• To do:
Repeat each entry in full, exactly.

• Provided information:
·····
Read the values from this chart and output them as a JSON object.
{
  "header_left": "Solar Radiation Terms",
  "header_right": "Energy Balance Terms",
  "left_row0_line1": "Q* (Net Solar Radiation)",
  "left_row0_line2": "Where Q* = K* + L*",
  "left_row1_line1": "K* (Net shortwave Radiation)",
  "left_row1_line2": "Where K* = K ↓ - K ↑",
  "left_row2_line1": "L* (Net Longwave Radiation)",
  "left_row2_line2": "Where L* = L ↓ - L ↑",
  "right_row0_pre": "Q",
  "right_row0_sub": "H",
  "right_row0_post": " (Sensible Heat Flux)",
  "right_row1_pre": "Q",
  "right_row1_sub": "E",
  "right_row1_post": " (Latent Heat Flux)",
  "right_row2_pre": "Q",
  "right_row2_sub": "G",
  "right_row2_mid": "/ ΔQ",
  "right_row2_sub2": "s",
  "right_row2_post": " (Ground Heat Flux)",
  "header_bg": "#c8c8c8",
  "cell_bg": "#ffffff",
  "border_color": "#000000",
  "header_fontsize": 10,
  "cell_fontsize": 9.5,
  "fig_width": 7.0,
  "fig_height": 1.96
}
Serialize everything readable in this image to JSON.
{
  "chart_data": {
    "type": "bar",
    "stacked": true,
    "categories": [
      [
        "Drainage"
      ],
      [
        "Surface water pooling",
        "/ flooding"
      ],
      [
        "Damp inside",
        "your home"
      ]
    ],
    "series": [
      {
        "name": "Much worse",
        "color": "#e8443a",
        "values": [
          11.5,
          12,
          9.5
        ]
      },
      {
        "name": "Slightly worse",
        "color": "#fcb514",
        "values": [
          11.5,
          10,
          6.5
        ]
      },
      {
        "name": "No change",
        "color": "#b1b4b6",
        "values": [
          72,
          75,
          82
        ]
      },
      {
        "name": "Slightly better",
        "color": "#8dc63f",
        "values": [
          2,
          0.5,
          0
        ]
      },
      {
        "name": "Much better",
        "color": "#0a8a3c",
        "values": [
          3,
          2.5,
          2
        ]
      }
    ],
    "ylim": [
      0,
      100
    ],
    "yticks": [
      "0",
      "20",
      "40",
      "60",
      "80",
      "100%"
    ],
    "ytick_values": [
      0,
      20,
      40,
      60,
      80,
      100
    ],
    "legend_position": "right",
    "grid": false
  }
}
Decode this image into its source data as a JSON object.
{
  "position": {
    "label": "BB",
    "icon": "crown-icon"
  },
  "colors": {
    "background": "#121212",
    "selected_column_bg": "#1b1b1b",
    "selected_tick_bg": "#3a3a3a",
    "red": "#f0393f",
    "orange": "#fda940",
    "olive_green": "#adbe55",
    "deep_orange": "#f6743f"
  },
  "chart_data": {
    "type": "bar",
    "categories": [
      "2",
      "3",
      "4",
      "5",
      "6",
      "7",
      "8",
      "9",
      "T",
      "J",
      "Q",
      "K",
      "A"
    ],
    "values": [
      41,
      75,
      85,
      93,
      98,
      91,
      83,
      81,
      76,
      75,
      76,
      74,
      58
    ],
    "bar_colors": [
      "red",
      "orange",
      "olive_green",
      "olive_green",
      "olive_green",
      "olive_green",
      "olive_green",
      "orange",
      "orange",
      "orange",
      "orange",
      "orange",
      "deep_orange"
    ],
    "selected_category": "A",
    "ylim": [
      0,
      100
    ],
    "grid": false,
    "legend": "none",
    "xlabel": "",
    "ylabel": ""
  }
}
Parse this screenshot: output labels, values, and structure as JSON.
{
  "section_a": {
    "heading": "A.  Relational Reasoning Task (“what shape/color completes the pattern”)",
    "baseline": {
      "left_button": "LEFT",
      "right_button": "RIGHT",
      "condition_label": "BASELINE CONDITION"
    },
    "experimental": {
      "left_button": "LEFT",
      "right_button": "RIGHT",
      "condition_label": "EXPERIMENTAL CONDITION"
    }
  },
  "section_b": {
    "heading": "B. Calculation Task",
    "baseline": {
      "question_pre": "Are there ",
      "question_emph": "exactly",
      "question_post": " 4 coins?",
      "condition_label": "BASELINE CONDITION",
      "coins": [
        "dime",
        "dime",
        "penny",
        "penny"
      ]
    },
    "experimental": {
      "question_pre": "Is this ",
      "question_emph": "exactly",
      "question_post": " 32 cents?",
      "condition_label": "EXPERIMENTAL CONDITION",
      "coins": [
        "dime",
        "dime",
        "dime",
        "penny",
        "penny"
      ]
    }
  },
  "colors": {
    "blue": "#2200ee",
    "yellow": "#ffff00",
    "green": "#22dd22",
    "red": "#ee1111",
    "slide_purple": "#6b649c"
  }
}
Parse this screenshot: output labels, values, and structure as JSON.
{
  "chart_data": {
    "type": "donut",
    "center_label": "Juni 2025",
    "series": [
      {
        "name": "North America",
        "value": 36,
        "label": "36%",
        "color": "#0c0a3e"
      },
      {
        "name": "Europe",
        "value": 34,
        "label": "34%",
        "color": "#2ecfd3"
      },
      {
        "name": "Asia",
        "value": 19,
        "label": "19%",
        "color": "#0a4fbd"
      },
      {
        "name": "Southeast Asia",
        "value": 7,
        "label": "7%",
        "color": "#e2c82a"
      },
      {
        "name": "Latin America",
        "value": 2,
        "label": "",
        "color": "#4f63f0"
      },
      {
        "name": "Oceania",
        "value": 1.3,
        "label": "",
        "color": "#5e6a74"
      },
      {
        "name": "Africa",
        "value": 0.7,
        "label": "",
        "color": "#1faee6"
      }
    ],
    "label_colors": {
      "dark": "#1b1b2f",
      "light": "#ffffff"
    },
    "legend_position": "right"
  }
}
·····
• Task output:
Read the values from this chart and output them as a JSON object.
{
  "header_left": "Solar Radiation Terms",
  "header_right": "Energy Balance Terms",
  "left_row0_line1": "Q* (Net Solar Radiation)",
  "left_row0_line2": "Where Q* = K* + L*",
  "left_row1_line1": "K* (Net shortwave Radiation)",
  "left_row1_line2": "Where K* = K ↓ - K ↑",
  "left_row2_line1": "L* (Net Longwave Radiation)",
  "left_row2_line2": "Where L* = L ↓ - L ↑",
  "right_row0_pre": "Q",
  "right_row0_sub": "H",
  "right_row0_post": " (Sensible Heat Flux)",
  "right_row1_pre": "Q",
  "right_row1_sub": "E",
  "right_row1_post": " (Latent Heat Flux)",
  "right_row2_pre": "Q",
  "right_row2_sub": "G",
  "right_row2_mid": "/ ΔQ",
  "right_row2_sub2": "s",
  "right_row2_post": " (Ground Heat Flux)",
  "header_bg": "#c8c8c8",
  "cell_bg": "#ffffff",
  "border_color": "#000000",
  "header_fontsize": 10,
  "cell_fontsize": 9.5,
  "fig_width": 7.0,
  "fig_height": 1.96
}
Serialize everything readable in this image to JSON.
{
  "chart_data": {
    "type": "bar",
    "stacked": true,
    "categories": [
      [
        "Drainage"
      ],
      [
        "Surface water pooling",
        "/ flooding"
      ],
      [
        "Damp inside",
        "your home"
      ]
    ],
    "series": [
      {
        "name": "Much worse",
        "color": "#e8443a",
        "values": [
          11.5,
          12,
          9.5
        ]
      },
      {
        "name": "Slightly worse",
        "color": "#fcb514",
        "values": [
          11.5,
          10,
          6.5
        ]
      },
      {
        "name": "No change",
        "color": "#b1b4b6",
        "values": [
          72,
          75,
          82
        ]
      },
      {
        "name": "Slightly better",
        "color": "#8dc63f",
        "values": [
          2,
          0.5,
          0
        ]
      },
      {
        "name": "Much better",
        "color": "#0a8a3c",
        "values": [
          3,
          2.5,
          2
        ]
      }
    ],
    "ylim": [
      0,
      100
    ],
    "yticks": [
      "0",
      "20",
      "40",
      "60",
      "80",
      "100%"
    ],
    "ytick_values": [
      0,
      20,
      40,
      60,
      80,
      100
    ],
    "legend_position": "right",
    "grid": false
  }
}
Decode this image into its source data as a JSON object.
{
  "position": {
    "label": "BB",
    "icon": "crown-icon"
  },
  "colors": {
    "background": "#121212",
    "selected_column_bg": "#1b1b1b",
    "selected_tick_bg": "#3a3a3a",
    "red": "#f0393f",
    "orange": "#fda940",
    "olive_green": "#adbe55",
    "deep_orange": "#f6743f"
  },
  "chart_data": {
    "type": "bar",
    "categories": [
      "2",
      "3",
      "4",
      "5",
      "6",
      "7",
      "8",
      "9",
      "T",
      "J",
      "Q",
      "K",
      "A"
    ],
    "values": [
      41,
      75,
      85,
      93,
      98,
      91,
      83,
      81,
      76,
      75,
      76,
      74,
      58
    ],
    "bar_colors": [
      "red",
      "orange",
      "olive_green",
      "olive_green",
      "olive_green",
      "olive_green",
      "olive_green",
      "orange",
      "orange",
      "orange",
      "orange",
      "orange",
      "deep_orange"
    ],
    "selected_category": "A",
    "ylim": [
      0,
      100
    ],
    "grid": false,
    "legend": "none",
    "xlabel": "",
    "ylabel": ""
  }
}
Parse this screenshot: output labels, values, and structure as JSON.
{
  "section_a": {
    "heading": "A.  Relational Reasoning Task (“what shape/color completes the pattern”)",
    "baseline": {
      "left_button": "LEFT",
      "right_button": "RIGHT",
      "condition_label": "BASELINE CONDITION"
    },
    "experimental": {
      "left_button": "LEFT",
      "right_button": "RIGHT",
      "condition_label": "EXPERIMENTAL CONDITION"
    }
  },
  "section_b": {
    "heading": "B. Calculation Task",
    "baseline": {
      "question_pre": "Are there ",
      "question_emph": "exactly",
      "question_post": " 4 coins?",
      "condition_label": "BASELINE CONDITION",
      "coins": [
        "dime",
        "dime",
        "penny",
        "penny"
      ]
    },
    "experimental": {
      "question_pre": "Is this ",
      "question_emph": "exactly",
      "question_post": " 32 cents?",
      "condition_label": "EXPERIMENTAL CONDITION",
      "coins": [
        "dime",
        "dime",
        "dime",
        "penny",
        "penny"
      ]
    }
  },
  "colors": {
    "blue": "#2200ee",
    "yellow": "#ffff00",
    "green": "#22dd22",
    "red": "#ee1111",
    "slide_purple": "#6b649c"
  }
}
Parse this screenshot: output labels, values, and structure as JSON.
{
  "chart_data": {
    "type": "donut",
    "center_label": "Juni 2025",
    "series": [
      {
        "name": "North America",
        "value": 36,
        "label": "36%",
        "color": "#0c0a3e"
      },
      {
        "name": "Europe",
        "value": 34,
        "label": "34%",
        "color": "#2ecfd3"
      },
      {
        "name": "Asia",
        "value": 19,
        "label": "19%",
        "color": "#0a4fbd"
      },
      {
        "name": "Southeast Asia",
        "value": 7,
        "label": "7%",
        "color": "#e2c82a"
      },
      {
        "name": "Latin America",
        "value": 2,
        "label": "",
        "color": "#4f63f0"
      },
      {
        "name": "Oceania",
        "value": 1.3,
        "label": "",
        "color": "#5e6a74"
      },
      {
        "name": "Africa",
        "value": 0.7,
        "label": "",
        "color": "#1faee6"
      }
    ],
    "label_colors": {
      "dark": "#1b1b2f",
      "light": "#ffffff"
    },
    "legend_position": "right"
  }
}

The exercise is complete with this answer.